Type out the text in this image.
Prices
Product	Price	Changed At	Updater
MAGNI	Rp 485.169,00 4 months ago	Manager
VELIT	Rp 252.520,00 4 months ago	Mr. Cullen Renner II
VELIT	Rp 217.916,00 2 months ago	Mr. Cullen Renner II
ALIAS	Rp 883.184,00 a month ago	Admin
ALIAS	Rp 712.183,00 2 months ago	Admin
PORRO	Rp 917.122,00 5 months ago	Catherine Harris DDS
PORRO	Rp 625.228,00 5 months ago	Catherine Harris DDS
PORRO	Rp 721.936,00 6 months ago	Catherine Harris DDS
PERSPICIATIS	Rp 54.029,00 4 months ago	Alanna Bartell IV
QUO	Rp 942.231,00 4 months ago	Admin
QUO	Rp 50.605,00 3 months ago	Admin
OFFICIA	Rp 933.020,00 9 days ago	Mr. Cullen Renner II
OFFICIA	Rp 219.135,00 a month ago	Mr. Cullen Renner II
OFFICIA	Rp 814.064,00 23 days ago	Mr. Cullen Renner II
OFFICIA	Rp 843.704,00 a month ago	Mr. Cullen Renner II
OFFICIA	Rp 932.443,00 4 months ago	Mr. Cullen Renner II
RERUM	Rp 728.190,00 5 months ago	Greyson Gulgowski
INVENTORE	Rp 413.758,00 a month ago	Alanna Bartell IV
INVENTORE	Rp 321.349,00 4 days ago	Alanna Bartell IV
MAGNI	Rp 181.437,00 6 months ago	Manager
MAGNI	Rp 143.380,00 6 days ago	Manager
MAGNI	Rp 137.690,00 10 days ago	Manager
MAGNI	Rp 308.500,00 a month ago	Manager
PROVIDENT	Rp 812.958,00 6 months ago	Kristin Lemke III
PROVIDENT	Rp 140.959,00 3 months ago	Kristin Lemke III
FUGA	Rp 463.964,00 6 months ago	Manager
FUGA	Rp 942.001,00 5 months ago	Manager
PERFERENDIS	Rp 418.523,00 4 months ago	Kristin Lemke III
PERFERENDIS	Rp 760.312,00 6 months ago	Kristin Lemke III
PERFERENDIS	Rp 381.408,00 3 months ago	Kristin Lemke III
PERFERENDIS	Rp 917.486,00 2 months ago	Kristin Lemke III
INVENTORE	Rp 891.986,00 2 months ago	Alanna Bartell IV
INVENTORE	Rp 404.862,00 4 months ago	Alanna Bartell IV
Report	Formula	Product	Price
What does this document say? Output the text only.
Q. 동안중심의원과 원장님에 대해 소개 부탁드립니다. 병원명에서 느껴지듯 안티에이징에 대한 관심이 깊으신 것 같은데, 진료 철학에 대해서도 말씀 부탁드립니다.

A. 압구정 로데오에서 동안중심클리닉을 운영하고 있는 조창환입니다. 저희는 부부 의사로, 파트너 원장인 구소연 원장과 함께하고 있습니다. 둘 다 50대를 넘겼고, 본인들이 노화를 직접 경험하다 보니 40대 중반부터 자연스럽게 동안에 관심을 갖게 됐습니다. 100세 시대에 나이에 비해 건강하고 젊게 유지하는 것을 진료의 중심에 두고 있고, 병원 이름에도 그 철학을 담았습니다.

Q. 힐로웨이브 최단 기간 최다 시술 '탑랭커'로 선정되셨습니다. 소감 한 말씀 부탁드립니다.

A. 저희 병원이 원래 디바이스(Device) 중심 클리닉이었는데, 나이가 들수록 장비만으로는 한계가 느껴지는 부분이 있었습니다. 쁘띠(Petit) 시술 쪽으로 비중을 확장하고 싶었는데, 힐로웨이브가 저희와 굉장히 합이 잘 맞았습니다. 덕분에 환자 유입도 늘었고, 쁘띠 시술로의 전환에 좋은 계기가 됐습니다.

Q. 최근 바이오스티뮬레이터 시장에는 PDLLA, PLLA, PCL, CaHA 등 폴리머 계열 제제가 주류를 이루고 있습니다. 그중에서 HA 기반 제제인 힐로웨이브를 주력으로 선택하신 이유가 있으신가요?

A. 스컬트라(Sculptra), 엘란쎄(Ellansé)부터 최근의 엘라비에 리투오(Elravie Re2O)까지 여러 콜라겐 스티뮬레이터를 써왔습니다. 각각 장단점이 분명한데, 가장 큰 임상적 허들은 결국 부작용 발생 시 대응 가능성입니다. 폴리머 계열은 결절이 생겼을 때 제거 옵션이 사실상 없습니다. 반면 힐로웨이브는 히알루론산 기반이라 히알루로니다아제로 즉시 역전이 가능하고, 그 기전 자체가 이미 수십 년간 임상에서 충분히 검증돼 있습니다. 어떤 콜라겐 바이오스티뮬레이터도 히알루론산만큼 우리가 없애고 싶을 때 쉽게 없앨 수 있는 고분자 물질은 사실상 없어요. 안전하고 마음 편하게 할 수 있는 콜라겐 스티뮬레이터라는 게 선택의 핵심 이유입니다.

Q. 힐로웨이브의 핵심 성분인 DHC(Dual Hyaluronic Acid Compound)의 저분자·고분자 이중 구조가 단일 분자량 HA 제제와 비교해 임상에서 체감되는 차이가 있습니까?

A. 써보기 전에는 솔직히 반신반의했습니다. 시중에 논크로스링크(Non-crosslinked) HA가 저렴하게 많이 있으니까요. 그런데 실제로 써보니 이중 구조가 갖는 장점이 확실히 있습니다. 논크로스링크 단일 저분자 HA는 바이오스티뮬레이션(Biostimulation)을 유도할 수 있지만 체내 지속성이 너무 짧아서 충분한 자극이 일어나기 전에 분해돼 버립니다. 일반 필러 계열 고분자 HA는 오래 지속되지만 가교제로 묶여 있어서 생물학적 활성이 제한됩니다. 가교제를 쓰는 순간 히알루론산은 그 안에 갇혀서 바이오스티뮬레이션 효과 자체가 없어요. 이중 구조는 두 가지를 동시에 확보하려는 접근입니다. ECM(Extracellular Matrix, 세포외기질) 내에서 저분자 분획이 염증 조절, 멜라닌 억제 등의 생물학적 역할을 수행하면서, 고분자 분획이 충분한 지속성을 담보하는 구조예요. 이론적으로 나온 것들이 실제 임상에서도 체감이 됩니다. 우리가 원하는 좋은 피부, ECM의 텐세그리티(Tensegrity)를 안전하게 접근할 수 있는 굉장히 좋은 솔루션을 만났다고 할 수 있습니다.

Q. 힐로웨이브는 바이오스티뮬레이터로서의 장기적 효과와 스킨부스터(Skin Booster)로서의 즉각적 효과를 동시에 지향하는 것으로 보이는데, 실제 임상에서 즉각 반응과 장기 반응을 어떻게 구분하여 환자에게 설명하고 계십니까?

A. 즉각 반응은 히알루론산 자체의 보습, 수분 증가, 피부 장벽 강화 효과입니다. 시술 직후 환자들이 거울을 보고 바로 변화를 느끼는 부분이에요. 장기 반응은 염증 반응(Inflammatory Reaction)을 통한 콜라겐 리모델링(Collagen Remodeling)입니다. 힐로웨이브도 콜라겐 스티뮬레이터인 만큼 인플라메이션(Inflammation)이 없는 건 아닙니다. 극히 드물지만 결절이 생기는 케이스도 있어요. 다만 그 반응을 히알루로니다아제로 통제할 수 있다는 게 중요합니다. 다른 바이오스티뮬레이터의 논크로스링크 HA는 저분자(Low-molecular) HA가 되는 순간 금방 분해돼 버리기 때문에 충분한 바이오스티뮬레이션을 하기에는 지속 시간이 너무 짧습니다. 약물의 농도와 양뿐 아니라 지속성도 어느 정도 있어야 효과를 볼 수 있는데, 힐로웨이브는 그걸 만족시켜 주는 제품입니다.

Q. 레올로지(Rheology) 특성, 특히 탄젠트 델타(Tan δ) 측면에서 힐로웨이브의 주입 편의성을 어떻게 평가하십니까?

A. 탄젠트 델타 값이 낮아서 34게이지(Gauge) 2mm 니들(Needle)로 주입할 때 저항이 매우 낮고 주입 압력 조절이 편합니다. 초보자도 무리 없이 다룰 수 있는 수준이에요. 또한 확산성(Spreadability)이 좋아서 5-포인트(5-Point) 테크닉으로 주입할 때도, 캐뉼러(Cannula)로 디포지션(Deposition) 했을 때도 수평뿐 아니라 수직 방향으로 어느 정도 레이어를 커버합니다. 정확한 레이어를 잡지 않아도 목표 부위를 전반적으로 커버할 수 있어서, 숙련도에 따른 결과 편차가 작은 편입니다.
★ ★ ★ ★ ★ ★ ★
_PROBLEM REQUIREMENTS_:
Pull out each line of the records holding the string "MAGNI".

_RESPONSE_:
MAGNI	Rp 485.169,00 4 months ago	Manager
MAGNI	Rp 181.437,00 6 months ago	Manager
MAGNI	Rp 143.380,00 6 days ago	Manager
MAGNI	Rp 137.690,00 10 days ago	Manager
MAGNI	Rp 308.500,00 a month ago	Manager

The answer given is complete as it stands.